* **Collection entries**:
================

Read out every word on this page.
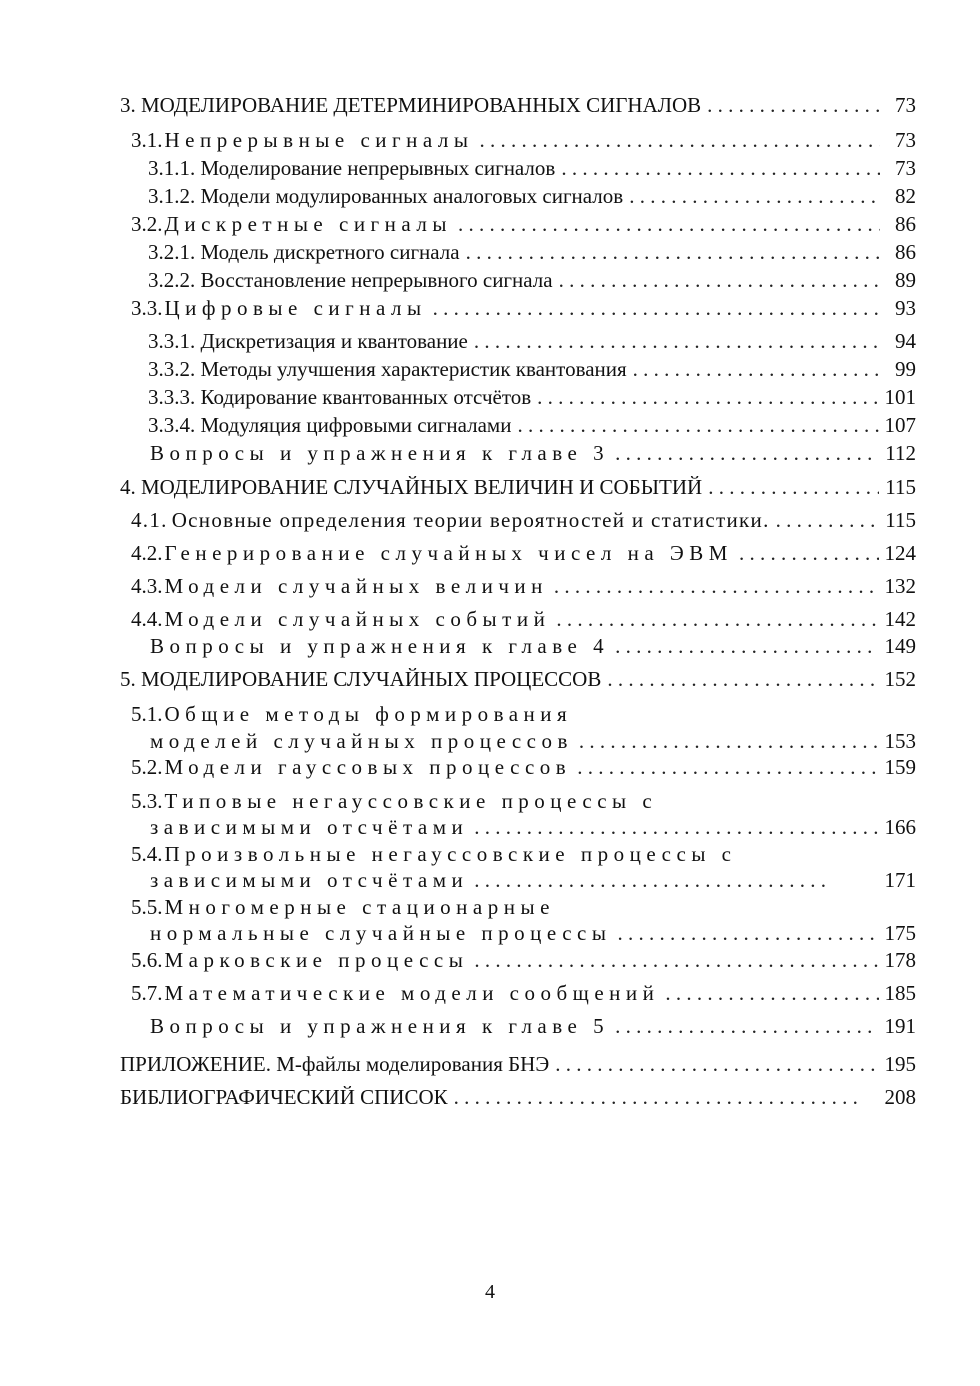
3. МОДЕЛИРОВАНИЕ ДЕТЕРМИНИРОВАННЫХ СИГНАЛОВ . . .	73
3.1.Непрерывные сигналы . . .	73
3.1.1. Моделирование непрерывных сигналов . . .	73
3.1.2. Модели модулированных аналоговых сигналов . . .	82
3.2.Дискретные сигналы . . .	86
3.2.1. Модель дискретного сигнала . . .	86
3.2.2. Восстановление непрерывного сигнала . . .	89
3.3.Цифровые сигналы . . .	93
3.3.1. Дискретизация и квантование . . .	94
3.3.2. Методы улучшения характеристик квантования . . .	99
3.3.3. Кодирование квантованных отсчётов . . .	101
3.3.4. Модуляция цифровыми сигналами . . .	107
Вопросы и упражнения к главе 3 . . .	112
4. МОДЕЛИРОВАНИЕ СЛУЧАЙНЫХ ВЕЛИЧИН И СОБЫТИЙ . . .	115
4.1. Основные определения теории вероятностей и статистики. . . .	115
4.2.Генерирование случайных чисел на ЭВМ . . .	124
4.3.Модели случайных величин . . .	132
4.4.Модели случайных событий . . .	142
Вопросы и упражнения к главе 4 . . .	149
5. МОДЕЛИРОВАНИЕ СЛУЧАЙНЫХ ПРОЦЕССОВ . . .	152
5.1.Общие методы формирования
моделей случайных процессов . . .	153
5.2.Модели гауссовых процессов . . .	159
5.3.Типовые негауссовские процессы с
зависимыми отсчётами . . .	166
5.4.Произвольные негауссовские процессы с
зависимыми отсчётами . . .	171
5.5.Многомерные стационарные
нормальные случайные процессы . . .	175
5.6.Марковские процессы . . .	178
5.7.Математические модели сообщений . . .	185
Вопросы и упражнения к главе 5 . . .	191
ПРИЛОЖЕНИЕ. М-файлы моделирования БНЭ . . .	195
БИБЛИОГРАФИЧЕСКИЙ СПИСОК . . .	208
4
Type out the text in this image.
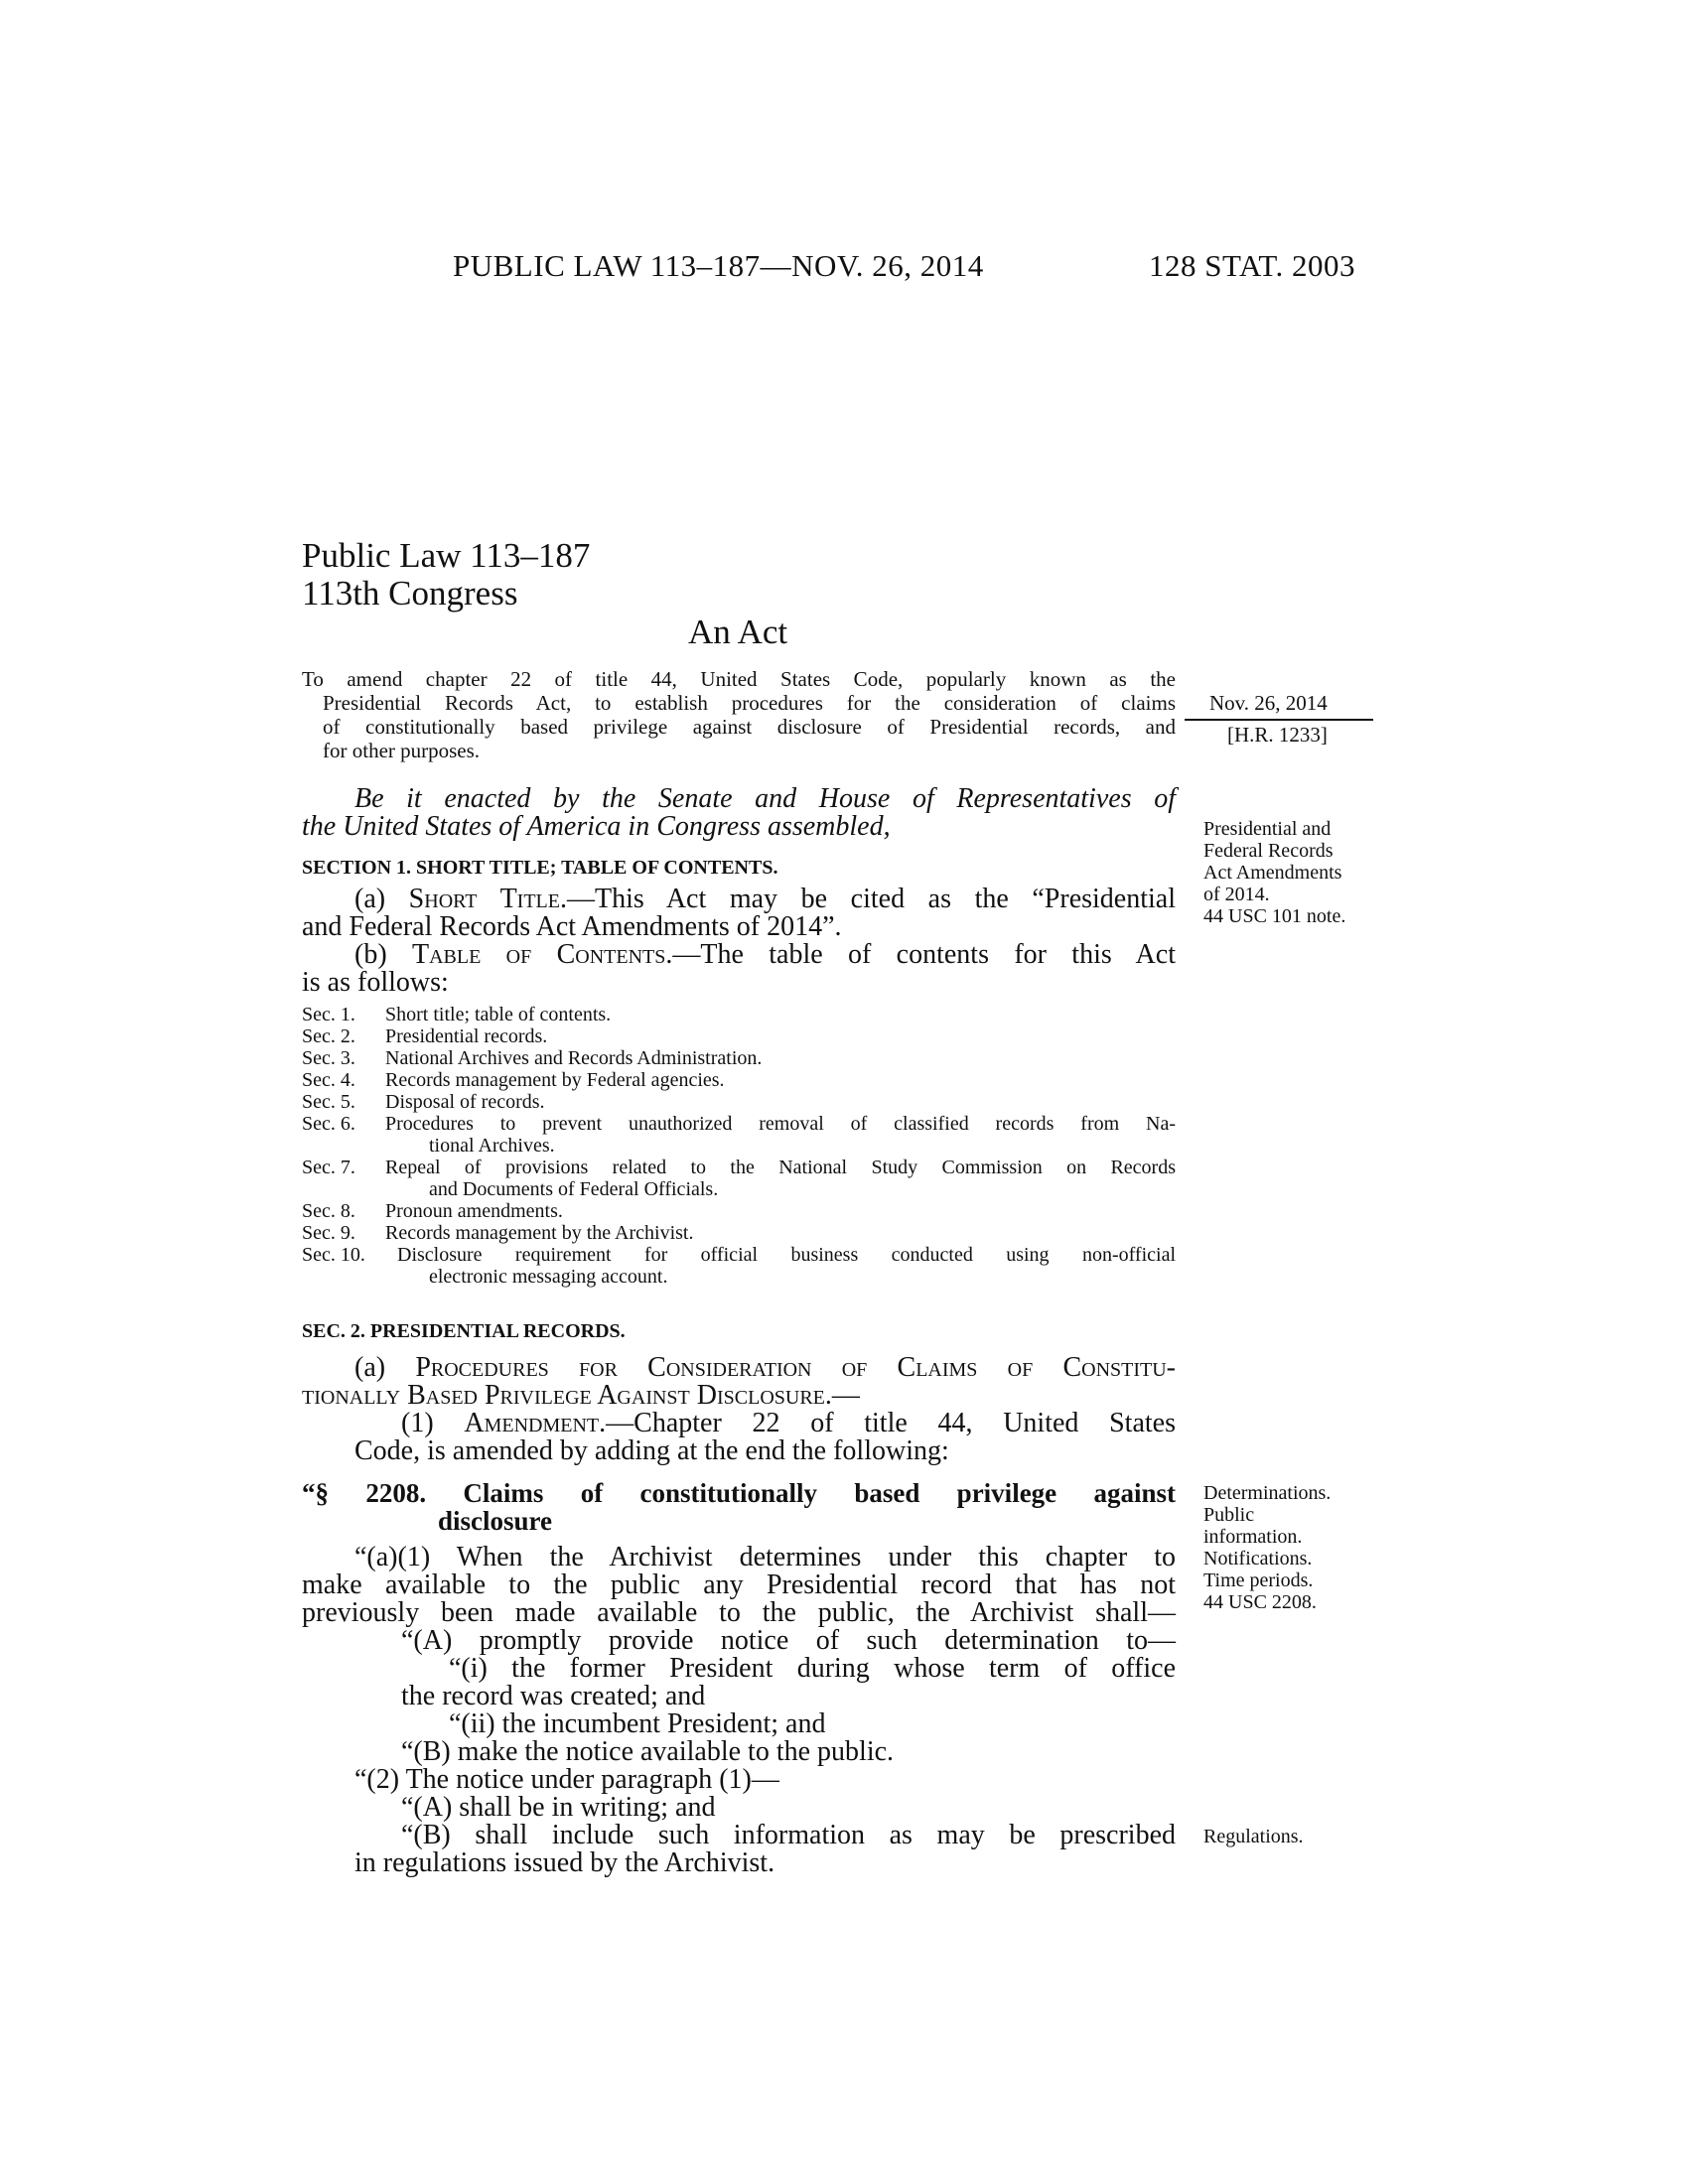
PUBLIC LAW 113–187—NOV. 26, 2014	128 STAT. 2003
Public Law 113–187
113th Congress
An Act
To amend chapter 22 of title 44, United States Code, popularly known as the
Presidential Records Act, to establish procedures for the consideration of claims
of constitutionally based privilege against disclosure of Presidential records, and
for other purposes.
Nov. 26, 2014
[H.R. 1233]
Be it enacted by the Senate and House of Representatives of
the United States of America in Congress assembled,	Presidential and
Federal Records
Act Amendments
of 2014.
44 USC 101 note.
SECTION 1. SHORT TITLE; TABLE OF CONTENTS.
(a) Short Title.—This Act may be cited as the “Presidential
and Federal Records Act Amendments of 2014”.
(b) Table of Contents.—The table of contents for this Act
is as follows:
Sec. 1. Short title; table of contents.
Sec. 2. Presidential records.
Sec. 3. National Archives and Records Administration.
Sec. 4. Records management by Federal agencies.
Sec. 5. Disposal of records.
Sec. 6. Procedures to prevent unauthorized removal of classified records from Na-
tional Archives.
Sec. 7. Repeal of provisions related to the National Study Commission on Records
and Documents of Federal Officials.
Sec. 8. Pronoun amendments.
Sec. 9. Records management by the Archivist.
Sec. 10. Disclosure requirement for official business conducted using non-official
electronic messaging account.
SEC. 2. PRESIDENTIAL RECORDS.
(a) Procedures for Consideration of Claims of Constitu-
tionally Based Privilege Against Disclosure.—
(1) Amendment.—Chapter 22 of title 44, United States
Code, is amended by adding at the end the following:
“§ 2208. Claims of constitutionally based privilege against
disclosure
Determinations.
Public
information.
Notifications.
Time periods.
44 USC 2208.
“(a)(1) When the Archivist determines under this chapter to
make available to the public any Presidential record that has not
previously been made available to the public, the Archivist shall—
“(A) promptly provide notice of such determination to—
“(i) the former President during whose term of office
the record was created; and
“(ii) the incumbent President; and
“(B) make the notice available to the public.
“(2) The notice under paragraph (1)—
“(A) shall be in writing; and
“(B) shall include such information as may be prescribed
in regulations issued by the Archivist.
Regulations.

================

* **TASK DESCRIPTION**: Transcribe the whole listing, character for character, but not its images.

* **REPLY TO THE TASK**:
Read out every word on this page.
3. МОДЕЛИРОВАНИЕ ДЕТЕРМИНИРОВАННЫХ СИГНАЛОВ . . .	73
3.1.Непрерывные сигналы . . .	73
3.1.1. Моделирование непрерывных сигналов . . .	73
3.1.2. Модели модулированных аналоговых сигналов . . .	82
3.2.Дискретные сигналы . . .	86
3.2.1. Модель дискретного сигнала . . .	86
3.2.2. Восстановление непрерывного сигнала . . .	89
3.3.Цифровые сигналы . . .	93
3.3.1. Дискретизация и квантование . . .	94
3.3.2. Методы улучшения характеристик квантования . . .	99
3.3.3. Кодирование квантованных отсчётов . . .	101
3.3.4. Модуляция цифровыми сигналами . . .	107
Вопросы и упражнения к главе 3 . . .	112
4. МОДЕЛИРОВАНИЕ СЛУЧАЙНЫХ ВЕЛИЧИН И СОБЫТИЙ . . .	115
4.1. Основные определения теории вероятностей и статистики. . . .	115
4.2.Генерирование случайных чисел на ЭВМ . . .	124
4.3.Модели случайных величин . . .	132
4.4.Модели случайных событий . . .	142
Вопросы и упражнения к главе 4 . . .	149
5. МОДЕЛИРОВАНИЕ СЛУЧАЙНЫХ ПРОЦЕССОВ . . .	152
5.1.Общие методы формирования
моделей случайных процессов . . .	153
5.2.Модели гауссовых процессов . . .	159
5.3.Типовые негауссовские процессы с
зависимыми отсчётами . . .	166
5.4.Произвольные негауссовские процессы с
зависимыми отсчётами . . .	171
5.5.Многомерные стационарные
нормальные случайные процессы . . .	175
5.6.Марковские процессы . . .	178
5.7.Математические модели сообщений . . .	185
Вопросы и упражнения к главе 5 . . .	191
ПРИЛОЖЕНИЕ. М-файлы моделирования БНЭ . . .	195
БИБЛИОГРАФИЧЕСКИЙ СПИСОК . . .	208
4
Type out the text in this image.
PUBLIC LAW 113–187—NOV. 26, 2014	128 STAT. 2003
Public Law 113–187
113th Congress
An Act
To amend chapter 22 of title 44, United States Code, popularly known as the
Presidential Records Act, to establish procedures for the consideration of claims
of constitutionally based privilege against disclosure of Presidential records, and
for other purposes.
Nov. 26, 2014
[H.R. 1233]
Be it enacted by the Senate and House of Representatives of
the United States of America in Congress assembled,	Presidential and
Federal Records
Act Amendments
of 2014.
44 USC 101 note.
SECTION 1. SHORT TITLE; TABLE OF CONTENTS.
(a) Short Title.—This Act may be cited as the “Presidential
and Federal Records Act Amendments of 2014”.
(b) Table of Contents.—The table of contents for this Act
is as follows:
Sec. 1. Short title; table of contents.
Sec. 2. Presidential records.
Sec. 3. National Archives and Records Administration.
Sec. 4. Records management by Federal agencies.
Sec. 5. Disposal of records.
Sec. 6. Procedures to prevent unauthorized removal of classified records from Na-
tional Archives.
Sec. 7. Repeal of provisions related to the National Study Commission on Records
and Documents of Federal Officials.
Sec. 8. Pronoun amendments.
Sec. 9. Records management by the Archivist.
Sec. 10. Disclosure requirement for official business conducted using non-official
electronic messaging account.
SEC. 2. PRESIDENTIAL RECORDS.
(a) Procedures for Consideration of Claims of Constitu-
tionally Based Privilege Against Disclosure.—
(1) Amendment.—Chapter 22 of title 44, United States
Code, is amended by adding at the end the following:
“§ 2208. Claims of constitutionally based privilege against
disclosure
Determinations.
Public
information.
Notifications.
Time periods.
44 USC 2208.
“(a)(1) When the Archivist determines under this chapter to
make available to the public any Presidential record that has not
previously been made available to the public, the Archivist shall—
“(A) promptly provide notice of such determination to—
“(i) the former President during whose term of office
the record was created; and
“(ii) the incumbent President; and
“(B) make the notice available to the public.
“(2) The notice under paragraph (1)—
“(A) shall be in writing; and
“(B) shall include such information as may be prescribed
in regulations issued by the Archivist.
Regulations.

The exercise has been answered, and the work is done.